Given data -
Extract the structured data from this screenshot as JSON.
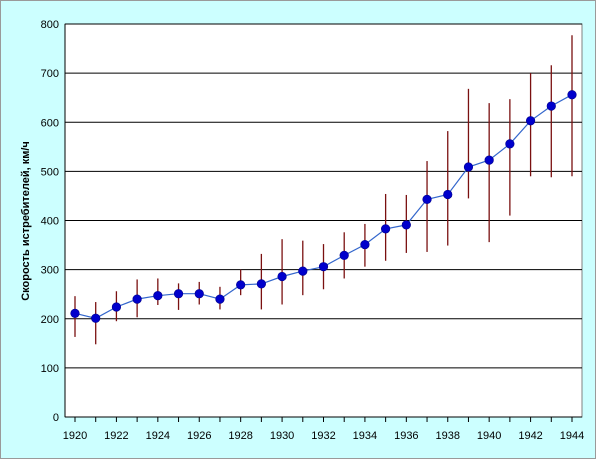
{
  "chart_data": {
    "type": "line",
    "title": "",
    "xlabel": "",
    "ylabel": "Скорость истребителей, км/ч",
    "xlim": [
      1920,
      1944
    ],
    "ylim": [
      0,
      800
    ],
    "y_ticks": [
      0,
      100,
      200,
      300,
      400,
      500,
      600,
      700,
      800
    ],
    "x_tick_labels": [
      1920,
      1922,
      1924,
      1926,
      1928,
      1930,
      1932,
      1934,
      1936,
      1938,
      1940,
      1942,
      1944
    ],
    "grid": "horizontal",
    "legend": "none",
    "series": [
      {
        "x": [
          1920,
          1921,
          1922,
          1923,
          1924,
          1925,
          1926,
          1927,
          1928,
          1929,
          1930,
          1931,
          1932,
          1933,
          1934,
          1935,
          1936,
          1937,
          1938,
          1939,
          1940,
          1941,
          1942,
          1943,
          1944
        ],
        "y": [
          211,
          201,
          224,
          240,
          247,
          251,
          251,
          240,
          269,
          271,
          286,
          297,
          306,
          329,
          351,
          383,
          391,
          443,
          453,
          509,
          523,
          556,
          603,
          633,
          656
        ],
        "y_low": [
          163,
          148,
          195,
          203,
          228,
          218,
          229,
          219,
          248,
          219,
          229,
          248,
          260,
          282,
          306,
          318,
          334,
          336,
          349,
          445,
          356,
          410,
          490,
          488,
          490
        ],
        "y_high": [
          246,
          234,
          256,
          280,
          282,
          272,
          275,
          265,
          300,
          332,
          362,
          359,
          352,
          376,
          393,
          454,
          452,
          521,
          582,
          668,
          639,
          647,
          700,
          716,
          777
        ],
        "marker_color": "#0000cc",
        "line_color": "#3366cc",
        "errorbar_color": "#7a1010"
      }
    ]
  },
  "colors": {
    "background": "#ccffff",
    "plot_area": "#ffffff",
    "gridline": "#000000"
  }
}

Given request - Retype all of the entries exactly as written, leaving out any images.

Response to this task -
Extract the structured data from this screenshot as JSON.
{
  "chart_data": {
    "type": "line",
    "title": "",
    "xlabel": "",
    "ylabel": "Скорость истребителей, км/ч",
    "xlim": [
      1920,
      1944
    ],
    "ylim": [
      0,
      800
    ],
    "y_ticks": [
      0,
      100,
      200,
      300,
      400,
      500,
      600,
      700,
      800
    ],
    "x_tick_labels": [
      1920,
      1922,
      1924,
      1926,
      1928,
      1930,
      1932,
      1934,
      1936,
      1938,
      1940,
      1942,
      1944
    ],
    "grid": "horizontal",
    "legend": "none",
    "series": [
      {
        "x": [
          1920,
          1921,
          1922,
          1923,
          1924,
          1925,
          1926,
          1927,
          1928,
          1929,
          1930,
          1931,
          1932,
          1933,
          1934,
          1935,
          1936,
          1937,
          1938,
          1939,
          1940,
          1941,
          1942,
          1943,
          1944
        ],
        "y": [
          211,
          201,
          224,
          240,
          247,
          251,
          251,
          240,
          269,
          271,
          286,
          297,
          306,
          329,
          351,
          383,
          391,
          443,
          453,
          509,
          523,
          556,
          603,
          633,
          656
        ],
        "y_low": [
          163,
          148,
          195,
          203,
          228,
          218,
          229,
          219,
          248,
          219,
          229,
          248,
          260,
          282,
          306,
          318,
          334,
          336,
          349,
          445,
          356,
          410,
          490,
          488,
          490
        ],
        "y_high": [
          246,
          234,
          256,
          280,
          282,
          272,
          275,
          265,
          300,
          332,
          362,
          359,
          352,
          376,
          393,
          454,
          452,
          521,
          582,
          668,
          639,
          647,
          700,
          716,
          777
        ],
        "marker_color": "#0000cc",
        "line_color": "#3366cc",
        "errorbar_color": "#7a1010"
      }
    ]
  },
  "colors": {
    "background": "#ccffff",
    "plot_area": "#ffffff",
    "gridline": "#000000"
  }
}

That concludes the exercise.